### WRITTEN INSTRUCTION
Return the full listing exactly as it is written.

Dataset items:
* * * * * * * * *

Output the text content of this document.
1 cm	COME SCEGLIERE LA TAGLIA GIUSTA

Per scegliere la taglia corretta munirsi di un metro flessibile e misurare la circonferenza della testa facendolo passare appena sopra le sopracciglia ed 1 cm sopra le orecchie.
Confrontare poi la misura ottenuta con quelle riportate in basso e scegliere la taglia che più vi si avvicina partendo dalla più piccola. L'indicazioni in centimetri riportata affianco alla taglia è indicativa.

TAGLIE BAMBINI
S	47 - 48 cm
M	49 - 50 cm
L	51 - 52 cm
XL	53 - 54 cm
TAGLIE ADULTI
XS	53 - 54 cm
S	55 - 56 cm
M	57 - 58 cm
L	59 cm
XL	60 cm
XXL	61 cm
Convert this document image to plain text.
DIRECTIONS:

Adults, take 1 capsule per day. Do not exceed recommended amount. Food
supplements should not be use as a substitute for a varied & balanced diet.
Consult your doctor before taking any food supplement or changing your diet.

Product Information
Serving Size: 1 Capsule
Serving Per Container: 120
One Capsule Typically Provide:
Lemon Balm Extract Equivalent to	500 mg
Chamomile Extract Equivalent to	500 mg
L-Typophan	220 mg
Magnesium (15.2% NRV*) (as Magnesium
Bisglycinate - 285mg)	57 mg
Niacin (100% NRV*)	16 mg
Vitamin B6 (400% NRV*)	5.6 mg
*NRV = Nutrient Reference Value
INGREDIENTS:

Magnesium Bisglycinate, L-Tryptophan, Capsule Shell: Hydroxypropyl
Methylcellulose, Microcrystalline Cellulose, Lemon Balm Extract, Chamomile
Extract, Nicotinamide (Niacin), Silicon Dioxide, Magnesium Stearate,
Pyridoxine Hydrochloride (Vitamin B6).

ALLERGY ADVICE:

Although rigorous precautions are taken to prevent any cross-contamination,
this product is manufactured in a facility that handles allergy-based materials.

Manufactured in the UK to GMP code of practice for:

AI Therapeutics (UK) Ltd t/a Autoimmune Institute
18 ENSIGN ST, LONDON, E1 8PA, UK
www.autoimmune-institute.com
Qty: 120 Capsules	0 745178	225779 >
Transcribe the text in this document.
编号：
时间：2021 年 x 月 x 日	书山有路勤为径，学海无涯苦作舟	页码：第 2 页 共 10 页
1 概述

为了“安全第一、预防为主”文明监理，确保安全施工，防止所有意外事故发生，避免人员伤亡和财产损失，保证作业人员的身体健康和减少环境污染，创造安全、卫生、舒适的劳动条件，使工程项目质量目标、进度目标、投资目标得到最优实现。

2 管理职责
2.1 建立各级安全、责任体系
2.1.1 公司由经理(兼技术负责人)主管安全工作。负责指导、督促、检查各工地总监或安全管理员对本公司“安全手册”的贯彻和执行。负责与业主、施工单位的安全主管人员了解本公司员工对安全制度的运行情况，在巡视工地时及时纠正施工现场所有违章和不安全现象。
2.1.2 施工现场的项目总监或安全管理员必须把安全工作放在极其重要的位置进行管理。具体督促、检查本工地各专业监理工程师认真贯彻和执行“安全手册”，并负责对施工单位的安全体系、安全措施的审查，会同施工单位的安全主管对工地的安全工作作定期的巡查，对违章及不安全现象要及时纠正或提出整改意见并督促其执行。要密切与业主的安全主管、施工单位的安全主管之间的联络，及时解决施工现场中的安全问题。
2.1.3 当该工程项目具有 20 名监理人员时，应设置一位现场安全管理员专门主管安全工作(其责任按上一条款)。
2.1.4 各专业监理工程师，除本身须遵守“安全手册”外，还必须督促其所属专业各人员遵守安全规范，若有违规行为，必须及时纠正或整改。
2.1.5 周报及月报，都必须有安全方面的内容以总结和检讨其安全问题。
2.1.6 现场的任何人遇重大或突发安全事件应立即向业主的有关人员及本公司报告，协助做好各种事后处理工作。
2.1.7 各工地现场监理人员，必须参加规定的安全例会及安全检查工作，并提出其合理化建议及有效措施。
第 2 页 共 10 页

* * * * * * * * *

### WRITTEN ANSWER
Output the text content of this document.
1 cm	COME SCEGLIERE LA TAGLIA GIUSTA

Per scegliere la taglia corretta munirsi di un metro flessibile e misurare la circonferenza della testa facendolo passare appena sopra le sopracciglia ed 1 cm sopra le orecchie.
Confrontare poi la misura ottenuta con quelle riportate in basso e scegliere la taglia che più vi si avvicina partendo dalla più piccola. L'indicazioni in centimetri riportata affianco alla taglia è indicativa.

TAGLIE BAMBINI
S	47 - 48 cm
M	49 - 50 cm
L	51 - 52 cm
XL	53 - 54 cm
TAGLIE ADULTI
XS	53 - 54 cm
S	55 - 56 cm
M	57 - 58 cm
L	59 cm
XL	60 cm
XXL	61 cm
Convert this document image to plain text.
DIRECTIONS:

Adults, take 1 capsule per day. Do not exceed recommended amount. Food
supplements should not be use as a substitute for a varied & balanced diet.
Consult your doctor before taking any food supplement or changing your diet.

Product Information
Serving Size: 1 Capsule
Serving Per Container: 120
One Capsule Typically Provide:
Lemon Balm Extract Equivalent to	500 mg
Chamomile Extract Equivalent to	500 mg
L-Typophan	220 mg
Magnesium (15.2% NRV*) (as Magnesium
Bisglycinate - 285mg)	57 mg
Niacin (100% NRV*)	16 mg
Vitamin B6 (400% NRV*)	5.6 mg
*NRV = Nutrient Reference Value
INGREDIENTS:

Magnesium Bisglycinate, L-Tryptophan, Capsule Shell: Hydroxypropyl
Methylcellulose, Microcrystalline Cellulose, Lemon Balm Extract, Chamomile
Extract, Nicotinamide (Niacin), Silicon Dioxide, Magnesium Stearate,
Pyridoxine Hydrochloride (Vitamin B6).

ALLERGY ADVICE:

Although rigorous precautions are taken to prevent any cross-contamination,
this product is manufactured in a facility that handles allergy-based materials.

Manufactured in the UK to GMP code of practice for:

AI Therapeutics (UK) Ltd t/a Autoimmune Institute
18 ENSIGN ST, LONDON, E1 8PA, UK
www.autoimmune-institute.com
Qty: 120 Capsules	0 745178	225779 >
Transcribe the text in this document.
编号：
时间：2021 年 x 月 x 日	书山有路勤为径，学海无涯苦作舟	页码：第 2 页 共 10 页
1 概述

为了“安全第一、预防为主”文明监理，确保安全施工，防止所有意外事故发生，避免人员伤亡和财产损失，保证作业人员的身体健康和减少环境污染，创造安全、卫生、舒适的劳动条件，使工程项目质量目标、进度目标、投资目标得到最优实现。

2 管理职责
2.1 建立各级安全、责任体系
2.1.1 公司由经理(兼技术负责人)主管安全工作。负责指导、督促、检查各工地总监或安全管理员对本公司“安全手册”的贯彻和执行。负责与业主、施工单位的安全主管人员了解本公司员工对安全制度的运行情况，在巡视工地时及时纠正施工现场所有违章和不安全现象。
2.1.2 施工现场的项目总监或安全管理员必须把安全工作放在极其重要的位置进行管理。具体督促、检查本工地各专业监理工程师认真贯彻和执行“安全手册”，并负责对施工单位的安全体系、安全措施的审查，会同施工单位的安全主管对工地的安全工作作定期的巡查，对违章及不安全现象要及时纠正或提出整改意见并督促其执行。要密切与业主的安全主管、施工单位的安全主管之间的联络，及时解决施工现场中的安全问题。
2.1.3 当该工程项目具有 20 名监理人员时，应设置一位现场安全管理员专门主管安全工作(其责任按上一条款)。
2.1.4 各专业监理工程师，除本身须遵守“安全手册”外，还必须督促其所属专业各人员遵守安全规范，若有违规行为，必须及时纠正或整改。
2.1.5 周报及月报，都必须有安全方面的内容以总结和检讨其安全问题。
2.1.6 现场的任何人遇重大或突发安全事件应立即向业主的有关人员及本公司报告，协助做好各种事后处理工作。
2.1.7 各工地现场监理人员，必须参加规定的安全例会及安全检查工作，并提出其合理化建议及有效措施。
第 2 页 共 10 页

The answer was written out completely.